• [TASK TO CARRY OUT]
Within the records below, find each line that holds the string "avoit", then copy it.

• [PROVIDED DATA]

========================================================================

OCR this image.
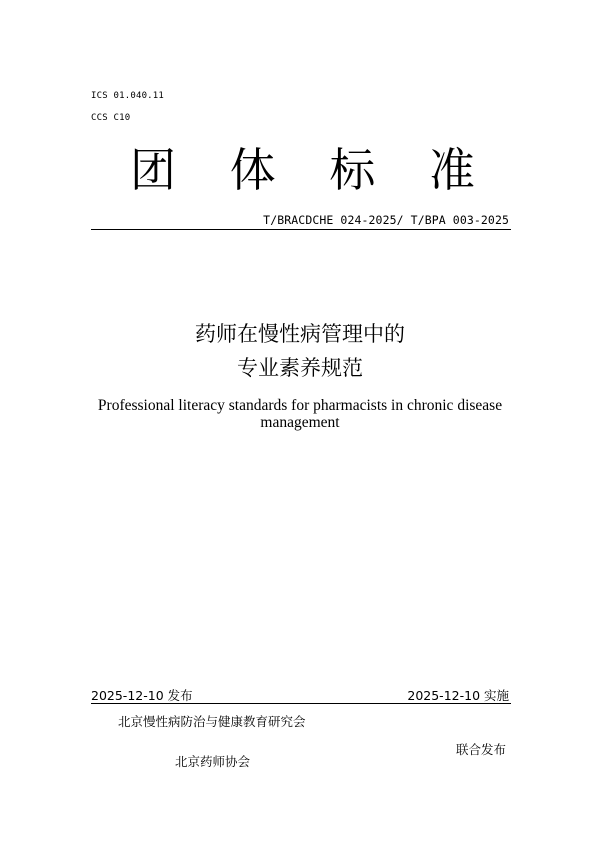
ICS 01.040.11
CCS C10
团 体 标 准
T/BRACDCHE 024-2025/ T/BPA 003-2025
药师在慢性病管理中的
专业素养规范
Professional literacy standards for pharmacists in chronic disease management
2025-12-10 发布	2025-12-10 实施
北京慢性病防治与健康教育研究会
北京药师协会
联合发布
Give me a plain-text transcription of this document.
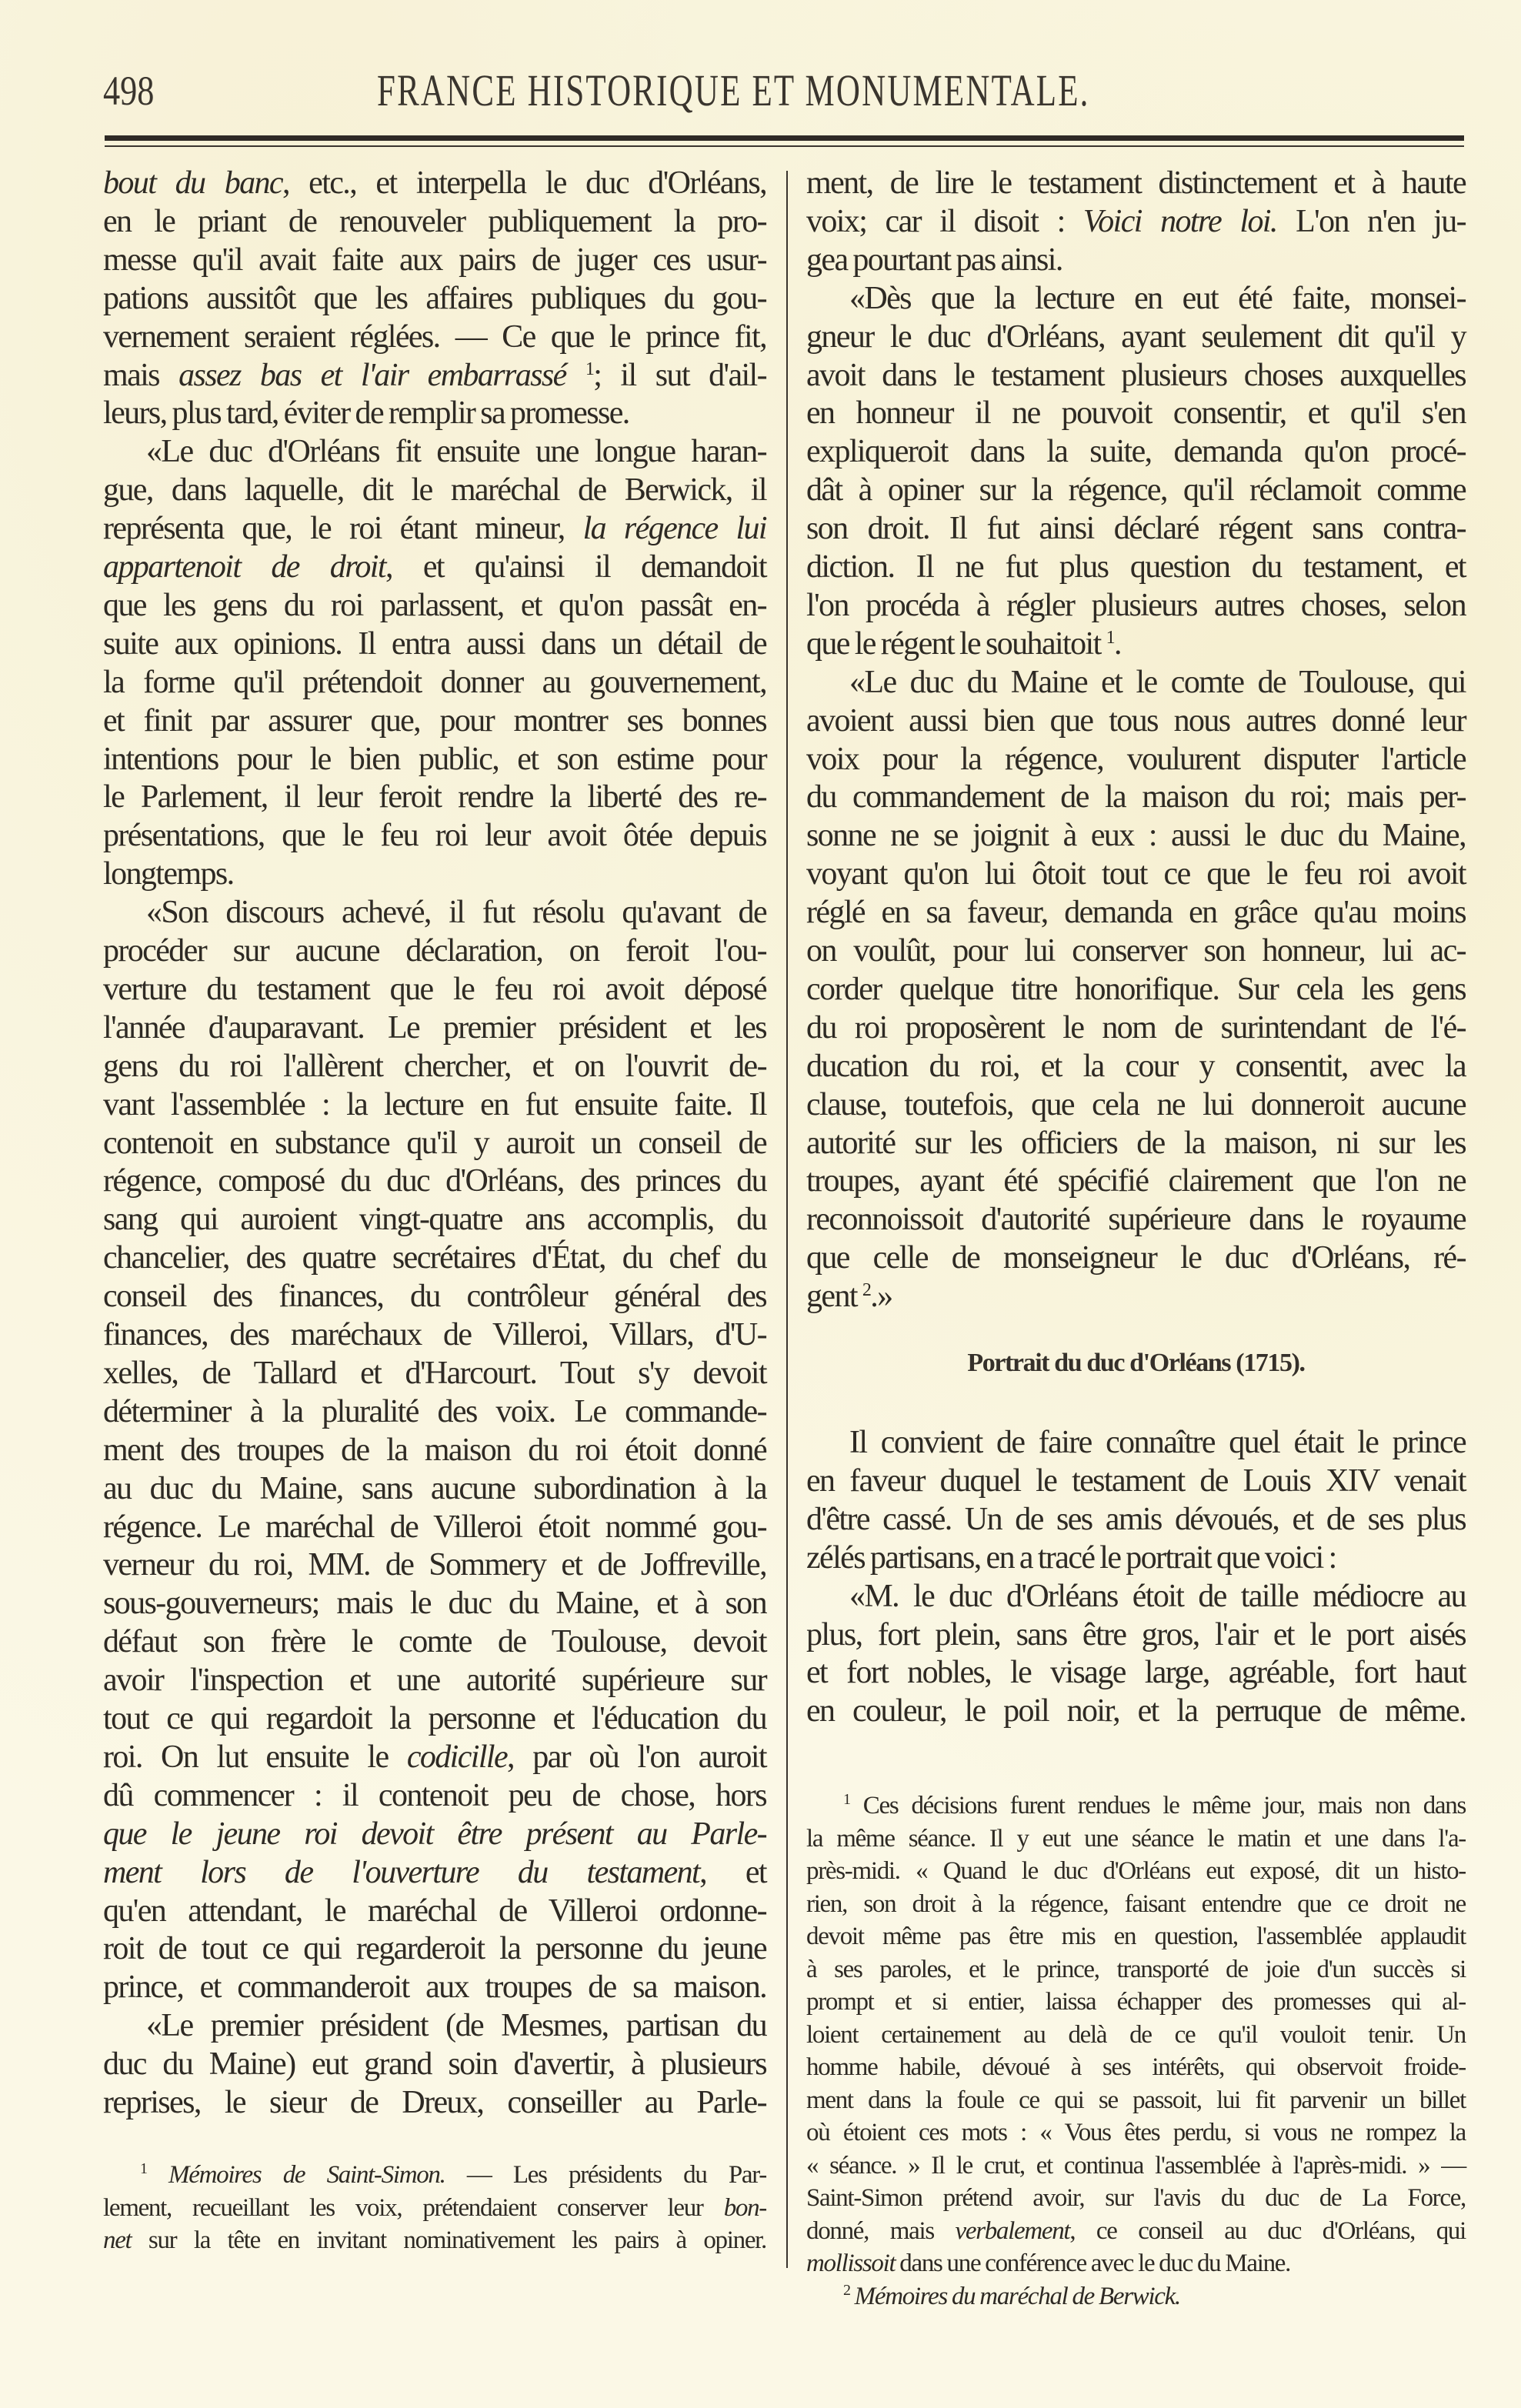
498	FRANCE HISTORIQUE ET MONUMENTALE.
bout du banc, etc., et interpella le duc d'Orléans,
en le priant de renouveler publiquement la pro-
messe qu'il avait faite aux pairs de juger ces usur-
pations aussitôt que les affaires publiques du gou-
vernement seraient réglées. — Ce que le prince fit,
mais assez bas et l'air embarrassé $^1$; il sut d'ail-
leurs, plus tard, éviter de remplir sa promesse.
«Le duc d'Orléans fit ensuite une longue haran-
gue, dans laquelle, dit le maréchal de Berwick, il
représenta que, le roi étant mineur, la régence lui
appartenoit de droit, et qu'ainsi il demandoit
que les gens du roi parlassent, et qu'on passât en-
suite aux opinions. Il entra aussi dans un détail de
la forme qu'il prétendoit donner au gouvernement,
et finit par assurer que, pour montrer ses bonnes
intentions pour le bien public, et son estime pour
le Parlement, il leur feroit rendre la liberté des re-
présentations, que le feu roi leur avoit ôtée depuis
longtemps.
«Son discours achevé, il fut résolu qu'avant de
procéder sur aucune déclaration, on feroit l'ou-
verture du testament que le feu roi avoit déposé
l'année d'auparavant. Le premier président et les
gens du roi l'allèrent chercher, et on l'ouvrit de-
vant l'assemblée : la lecture en fut ensuite faite. Il
contenoit en substance qu'il y auroit un conseil de
régence, composé du duc d'Orléans, des princes du
sang qui auroient vingt-quatre ans accomplis, du
chancelier, des quatre secrétaires d'État, du chef du
conseil des finances, du contrôleur général des
finances, des maréchaux de Villeroi, Villars, d'U-
xelles, de Tallard et d'Harcourt. Tout s'y devoit
déterminer à la pluralité des voix. Le commande-
ment des troupes de la maison du roi étoit donné
au duc du Maine, sans aucune subordination à la
régence. Le maréchal de Villeroi étoit nommé gou-
verneur du roi, MM. de Sommery et de Joffreville,
sous-gouverneurs; mais le duc du Maine, et à son
défaut son frère le comte de Toulouse, devoit
avoir l'inspection et une autorité supérieure sur
tout ce qui regardoit la personne et l'éducation du
roi. On lut ensuite le codicille, par où l'on auroit
dû commencer : il contenoit peu de chose, hors
que le jeune roi devoit être présent au Parle-
ment lors de l'ouverture du testament, et
qu'en attendant, le maréchal de Villeroi ordonne-
roit de tout ce qui regarderoit la personne du jeune
prince, et commanderoit aux troupes de sa maison.
«Le premier président (de Mesmes, partisan du
duc du Maine) eut grand soin d'avertir, à plusieurs
reprises, le sieur de Dreux, conseiller au Parle-
$^1$ Mémoires de Saint-Simon. — Les présidents du Par-
lement, recueillant les voix, prétendaient conserver leur bon-
net sur la tête en invitant nominativement les pairs à opiner.
ment, de lire le testament distinctement et à haute
voix; car il disoit : Voici notre loi. L'on n'en ju-
gea pourtant pas ainsi.
«Dès que la lecture en eut été faite, monsei-
gneur le duc d'Orléans, ayant seulement dit qu'il y
avoit dans le testament plusieurs choses auxquelles
en honneur il ne pouvoit consentir, et qu'il s'en
expliqueroit dans la suite, demanda qu'on procé-
dât à opiner sur la régence, qu'il réclamoit comme
son droit. Il fut ainsi déclaré régent sans contra-
diction. Il ne fut plus question du testament, et
l'on procéda à régler plusieurs autres choses, selon
que le régent le souhaitoit $^1$.
«Le duc du Maine et le comte de Toulouse, qui
avoient aussi bien que tous nous autres donné leur
voix pour la régence, voulurent disputer l'article
du commandement de la maison du roi; mais per-
sonne ne se joignit à eux : aussi le duc du Maine,
voyant qu'on lui ôtoit tout ce que le feu roi avoit
réglé en sa faveur, demanda en grâce qu'au moins
on voulût, pour lui conserver son honneur, lui ac-
corder quelque titre honorifique. Sur cela les gens
du roi proposèrent le nom de surintendant de l'é-
ducation du roi, et la cour y consentit, avec la
clause, toutefois, que cela ne lui donneroit aucune
autorité sur les officiers de la maison, ni sur les
troupes, ayant été spécifié clairement que l'on ne
reconnoissoit d'autorité supérieure dans le royaume
que celle de monseigneur le duc d'Orléans, ré-
gent $^2$.»
Portrait du duc d'Orléans (1715).
Il convient de faire connaître quel était le prince
en faveur duquel le testament de Louis XIV venait
d'être cassé. Un de ses amis dévoués, et de ses plus
zélés partisans, en a tracé le portrait que voici :
«M. le duc d'Orléans étoit de taille médiocre au
plus, fort plein, sans être gros, l'air et le port aisés
et fort nobles, le visage large, agréable, fort haut
en couleur, le poil noir, et la perruque de même.
$^1$ Ces décisions furent rendues le même jour, mais non dans
la même séance. Il y eut une séance le matin et une dans l'a-
près-midi. « Quand le duc d'Orléans eut exposé, dit un histo-
rien, son droit à la régence, faisant entendre que ce droit ne
devoit même pas être mis en question, l'assemblée applaudit
à ses paroles, et le prince, transporté de joie d'un succès si
prompt et si entier, laissa échapper des promesses qui al-
loient certainement au delà de ce qu'il vouloit tenir. Un
homme habile, dévoué à ses intérêts, qui observoit froide-
ment dans la foule ce qui se passoit, lui fit parvenir un billet
où étoient ces mots : « Vous êtes perdu, si vous ne rompez la
« séance. » Il le crut, et continua l'assemblée à l'après-midi. » —
Saint-Simon prétend avoir, sur l'avis du duc de La Force,
donné, mais verbalement, ce conseil au duc d'Orléans, qui
mollissoit dans une conférence avec le duc du Maine.
$^2$ Mémoires du maréchal de Berwick.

========================================================================

• [REPLY]
présentations, que le feu roi leur avoit ôtée depuis
verture du testament que le feu roi avoit déposé
avoit dans le testament plusieurs choses auxquelles
voyant qu'on lui ôtoit tout ce que le feu roi avoit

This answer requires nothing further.